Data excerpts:
####

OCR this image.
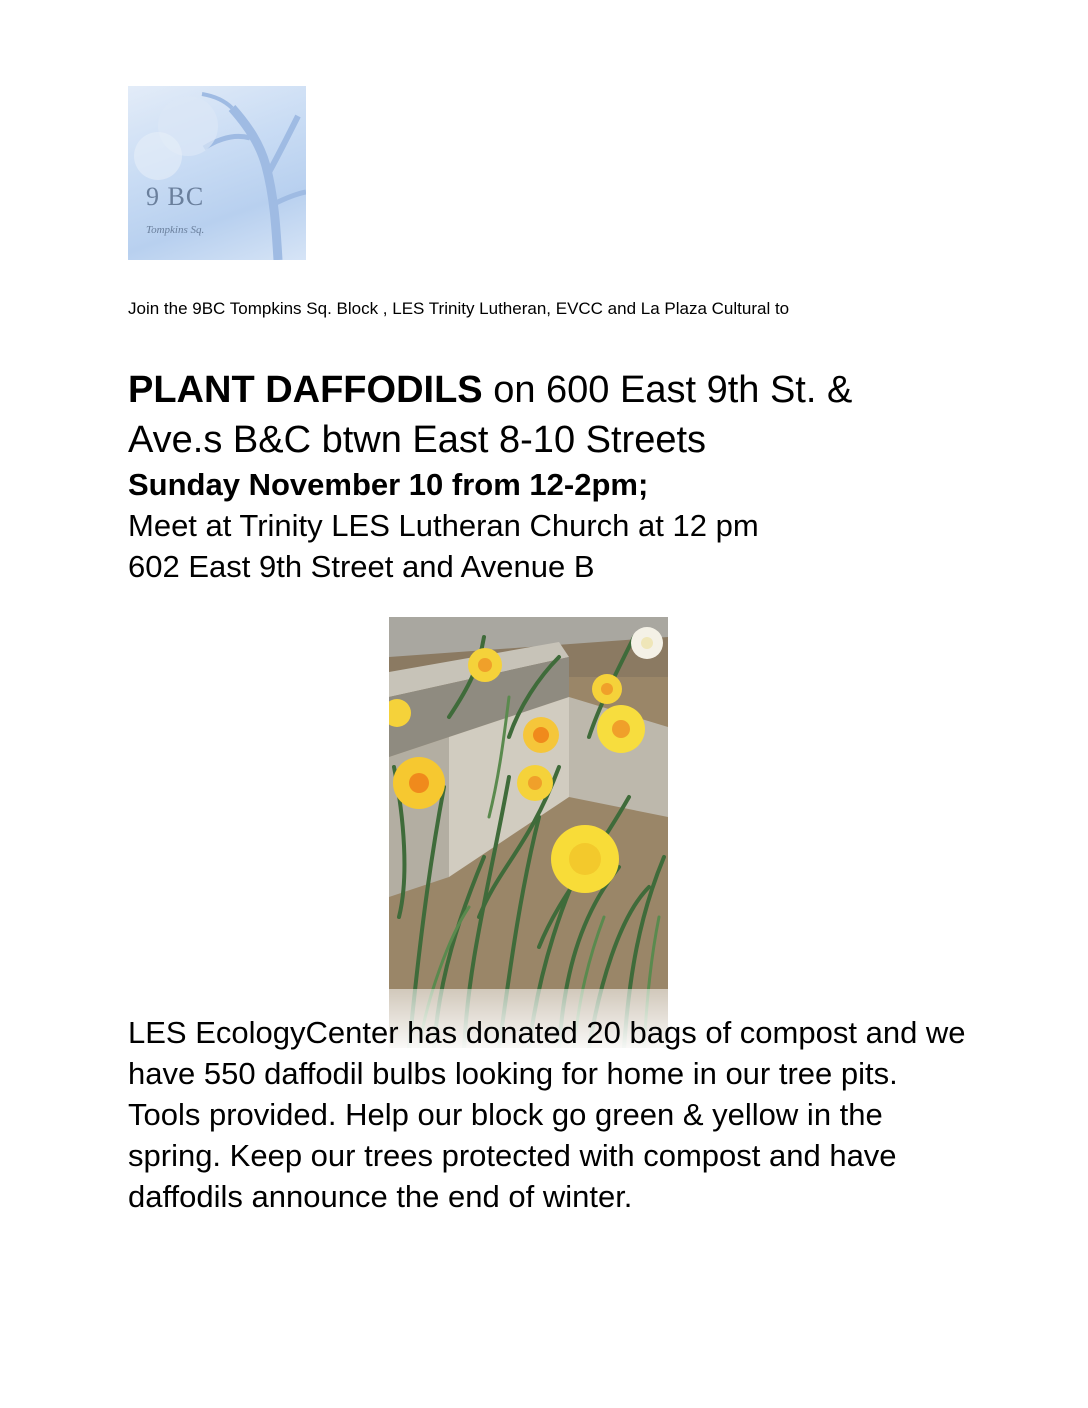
9 BC
Tompkins Sq.
Join the 9BC Tompkins Sq. Block , LES Trinity Lutheran, EVCC and La Plaza Cultural to
PLANT DAFFODILS on 600 East 9th St. & Ave.s B&C btwn East 8-10 Streets
Sunday November 10 from 12-2pm;
Meet at Trinity LES Lutheran Church at 12 pm
602 East 9th Street and Avenue B
LES EcologyCenter has donated 20 bags of compost and we have 550 daffodil bulbs looking for home in our tree pits. Tools provided. Help our block go green & yellow in the spring. Keep our trees protected with compost and have daffodils announce the end of winter.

####

EXERCISE INSTRUCTIONS
Each record above is to be restated exactly, with its pictures removed from the copy.

OUTPUT OF THE EXERCISE
OCR this image.
9 BC
Tompkins Sq.
Join the 9BC Tompkins Sq. Block , LES Trinity Lutheran, EVCC and La Plaza Cultural to
PLANT DAFFODILS on 600 East 9th St. & Ave.s B&C btwn East 8-10 Streets
Sunday November 10 from 12-2pm;
Meet at Trinity LES Lutheran Church at 12 pm
602 East 9th Street and Avenue B
LES EcologyCenter has donated 20 bags of compost and we have 550 daffodil bulbs looking for home in our tree pits. Tools provided. Help our block go green & yellow in the spring. Keep our trees protected with compost and have daffodils announce the end of winter.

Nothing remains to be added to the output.